** begin Supplied entries **

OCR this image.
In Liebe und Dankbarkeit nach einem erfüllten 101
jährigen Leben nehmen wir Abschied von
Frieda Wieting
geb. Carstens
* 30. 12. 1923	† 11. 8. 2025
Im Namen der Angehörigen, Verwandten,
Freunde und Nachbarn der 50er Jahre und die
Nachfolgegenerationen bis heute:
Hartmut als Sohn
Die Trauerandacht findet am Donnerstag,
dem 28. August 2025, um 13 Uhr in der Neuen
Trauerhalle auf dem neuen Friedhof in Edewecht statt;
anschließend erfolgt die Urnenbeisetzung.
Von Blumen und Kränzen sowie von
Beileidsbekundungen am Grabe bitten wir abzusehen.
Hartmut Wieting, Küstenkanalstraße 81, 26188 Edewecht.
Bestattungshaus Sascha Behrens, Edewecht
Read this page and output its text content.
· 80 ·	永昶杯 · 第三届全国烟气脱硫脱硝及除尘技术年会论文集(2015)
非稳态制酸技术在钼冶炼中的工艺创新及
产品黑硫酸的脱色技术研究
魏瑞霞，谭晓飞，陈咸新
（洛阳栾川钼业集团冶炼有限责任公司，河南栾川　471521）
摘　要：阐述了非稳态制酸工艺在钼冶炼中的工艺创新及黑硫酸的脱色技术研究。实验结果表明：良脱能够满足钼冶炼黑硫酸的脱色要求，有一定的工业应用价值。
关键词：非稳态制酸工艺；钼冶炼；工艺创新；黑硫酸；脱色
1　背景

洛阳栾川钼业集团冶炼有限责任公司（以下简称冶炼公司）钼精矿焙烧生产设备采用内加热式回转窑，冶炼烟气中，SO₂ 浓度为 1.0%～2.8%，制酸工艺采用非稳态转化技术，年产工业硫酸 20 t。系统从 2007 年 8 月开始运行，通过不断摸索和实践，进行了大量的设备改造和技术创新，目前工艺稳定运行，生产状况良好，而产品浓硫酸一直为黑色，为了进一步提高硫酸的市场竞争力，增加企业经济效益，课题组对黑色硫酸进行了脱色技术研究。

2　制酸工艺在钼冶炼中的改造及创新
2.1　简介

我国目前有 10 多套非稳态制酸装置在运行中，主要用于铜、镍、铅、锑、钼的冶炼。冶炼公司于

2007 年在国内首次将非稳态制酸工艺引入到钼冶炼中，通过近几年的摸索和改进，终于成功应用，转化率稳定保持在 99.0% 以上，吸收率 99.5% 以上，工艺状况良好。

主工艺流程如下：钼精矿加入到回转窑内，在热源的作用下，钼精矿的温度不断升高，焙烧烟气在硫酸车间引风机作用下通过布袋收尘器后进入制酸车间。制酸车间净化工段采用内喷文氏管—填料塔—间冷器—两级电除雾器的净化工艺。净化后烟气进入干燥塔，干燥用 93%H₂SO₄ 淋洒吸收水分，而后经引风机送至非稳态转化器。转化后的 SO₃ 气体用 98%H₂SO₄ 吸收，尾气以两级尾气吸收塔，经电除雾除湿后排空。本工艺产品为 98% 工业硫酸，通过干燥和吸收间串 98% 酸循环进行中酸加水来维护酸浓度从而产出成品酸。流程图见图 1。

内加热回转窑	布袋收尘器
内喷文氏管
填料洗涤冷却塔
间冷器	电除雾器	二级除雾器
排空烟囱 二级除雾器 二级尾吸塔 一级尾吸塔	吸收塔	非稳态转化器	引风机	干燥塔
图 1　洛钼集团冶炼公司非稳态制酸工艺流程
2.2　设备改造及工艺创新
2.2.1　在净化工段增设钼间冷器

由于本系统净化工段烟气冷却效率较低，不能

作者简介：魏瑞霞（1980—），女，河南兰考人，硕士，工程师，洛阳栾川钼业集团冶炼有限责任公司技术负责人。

** end Supplied entries **

_Exercise directions_. Repeat each entry word for word.

_Solution_.
OCR this image.
In Liebe und Dankbarkeit nach einem erfüllten 101
jährigen Leben nehmen wir Abschied von
Frieda Wieting
geb. Carstens
* 30. 12. 1923	† 11. 8. 2025
Im Namen der Angehörigen, Verwandten,
Freunde und Nachbarn der 50er Jahre und die
Nachfolgegenerationen bis heute:
Hartmut als Sohn
Die Trauerandacht findet am Donnerstag,
dem 28. August 2025, um 13 Uhr in der Neuen
Trauerhalle auf dem neuen Friedhof in Edewecht statt;
anschließend erfolgt die Urnenbeisetzung.
Von Blumen und Kränzen sowie von
Beileidsbekundungen am Grabe bitten wir abzusehen.
Hartmut Wieting, Küstenkanalstraße 81, 26188 Edewecht.
Bestattungshaus Sascha Behrens, Edewecht
Read this page and output its text content.
· 80 ·	永昶杯 · 第三届全国烟气脱硫脱硝及除尘技术年会论文集(2015)
非稳态制酸技术在钼冶炼中的工艺创新及
产品黑硫酸的脱色技术研究
魏瑞霞，谭晓飞，陈咸新
（洛阳栾川钼业集团冶炼有限责任公司，河南栾川　471521）
摘　要：阐述了非稳态制酸工艺在钼冶炼中的工艺创新及黑硫酸的脱色技术研究。实验结果表明：良脱能够满足钼冶炼黑硫酸的脱色要求，有一定的工业应用价值。
关键词：非稳态制酸工艺；钼冶炼；工艺创新；黑硫酸；脱色
1　背景

洛阳栾川钼业集团冶炼有限责任公司（以下简称冶炼公司）钼精矿焙烧生产设备采用内加热式回转窑，冶炼烟气中，SO₂ 浓度为 1.0%～2.8%，制酸工艺采用非稳态转化技术，年产工业硫酸 20 t。系统从 2007 年 8 月开始运行，通过不断摸索和实践，进行了大量的设备改造和技术创新，目前工艺稳定运行，生产状况良好，而产品浓硫酸一直为黑色，为了进一步提高硫酸的市场竞争力，增加企业经济效益，课题组对黑色硫酸进行了脱色技术研究。

2　制酸工艺在钼冶炼中的改造及创新
2.1　简介

我国目前有 10 多套非稳态制酸装置在运行中，主要用于铜、镍、铅、锑、钼的冶炼。冶炼公司于

2007 年在国内首次将非稳态制酸工艺引入到钼冶炼中，通过近几年的摸索和改进，终于成功应用，转化率稳定保持在 99.0% 以上，吸收率 99.5% 以上，工艺状况良好。

主工艺流程如下：钼精矿加入到回转窑内，在热源的作用下，钼精矿的温度不断升高，焙烧烟气在硫酸车间引风机作用下通过布袋收尘器后进入制酸车间。制酸车间净化工段采用内喷文氏管—填料塔—间冷器—两级电除雾器的净化工艺。净化后烟气进入干燥塔，干燥用 93%H₂SO₄ 淋洒吸收水分，而后经引风机送至非稳态转化器。转化后的 SO₃ 气体用 98%H₂SO₄ 吸收，尾气以两级尾气吸收塔，经电除雾除湿后排空。本工艺产品为 98% 工业硫酸，通过干燥和吸收间串 98% 酸循环进行中酸加水来维护酸浓度从而产出成品酸。流程图见图 1。

内加热回转窑	布袋收尘器
内喷文氏管
填料洗涤冷却塔
间冷器	电除雾器	二级除雾器
排空烟囱 二级除雾器 二级尾吸塔 一级尾吸塔	吸收塔	非稳态转化器	引风机	干燥塔
图 1　洛钼集团冶炼公司非稳态制酸工艺流程
2.2　设备改造及工艺创新
2.2.1　在净化工段增设钼间冷器

由于本系统净化工段烟气冷却效率较低，不能

作者简介：魏瑞霞（1980—），女，河南兰考人，硕士，工程师，洛阳栾川钼业集团冶炼有限责任公司技术负责人。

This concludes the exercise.